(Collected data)
#####
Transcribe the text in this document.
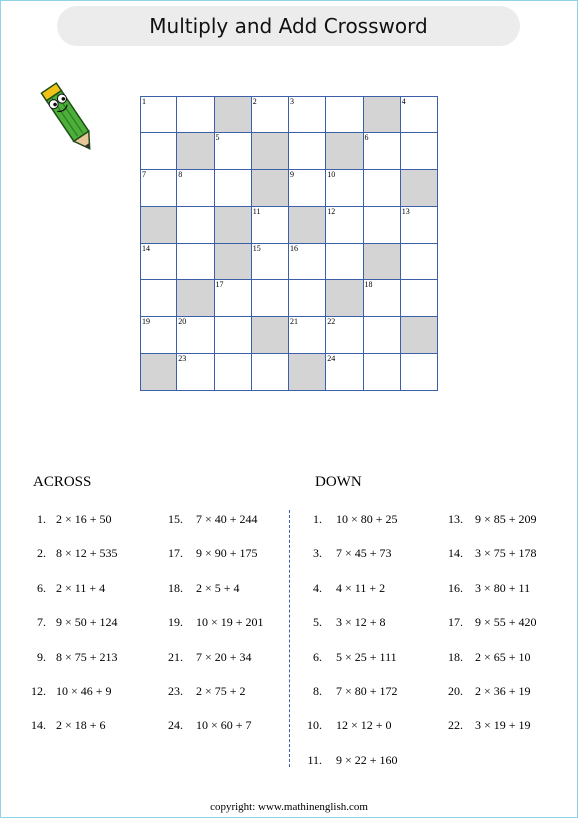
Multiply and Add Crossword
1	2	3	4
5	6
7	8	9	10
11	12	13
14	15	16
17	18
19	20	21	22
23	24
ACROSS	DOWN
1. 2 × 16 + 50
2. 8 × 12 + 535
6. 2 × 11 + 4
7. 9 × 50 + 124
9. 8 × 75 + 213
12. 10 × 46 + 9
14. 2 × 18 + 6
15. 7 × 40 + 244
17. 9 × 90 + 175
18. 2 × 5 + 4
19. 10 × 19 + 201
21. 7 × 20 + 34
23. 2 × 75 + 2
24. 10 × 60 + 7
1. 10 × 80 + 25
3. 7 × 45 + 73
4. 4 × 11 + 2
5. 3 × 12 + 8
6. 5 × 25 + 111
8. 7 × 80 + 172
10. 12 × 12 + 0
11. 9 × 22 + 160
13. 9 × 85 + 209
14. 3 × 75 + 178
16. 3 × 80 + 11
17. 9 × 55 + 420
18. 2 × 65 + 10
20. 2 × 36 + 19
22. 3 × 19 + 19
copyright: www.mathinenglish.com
#####
§ THE PROBLEM
Send back the data above word for word, with the pictures left out.

§ ANSWER TO THIS EXERCISE
Transcribe the text in this document.
Multiply and Add Crossword
1	2	3	4
5	6
7	8	9	10
11	12	13
14	15	16
17	18
19	20	21	22
23	24
ACROSS	DOWN
1. 2 × 16 + 50
2. 8 × 12 + 535
6. 2 × 11 + 4
7. 9 × 50 + 124
9. 8 × 75 + 213
12. 10 × 46 + 9
14. 2 × 18 + 6
15. 7 × 40 + 244
17. 9 × 90 + 175
18. 2 × 5 + 4
19. 10 × 19 + 201
21. 7 × 20 + 34
23. 2 × 75 + 2
24. 10 × 60 + 7
1. 10 × 80 + 25
3. 7 × 45 + 73
4. 4 × 11 + 2
5. 3 × 12 + 8
6. 5 × 25 + 111
8. 7 × 80 + 172
10. 12 × 12 + 0
11. 9 × 22 + 160
13. 9 × 85 + 209
14. 3 × 75 + 178
16. 3 × 80 + 11
17. 9 × 55 + 420
18. 2 × 65 + 10
20. 2 × 36 + 19
22. 3 × 19 + 19
copyright: www.mathinenglish.com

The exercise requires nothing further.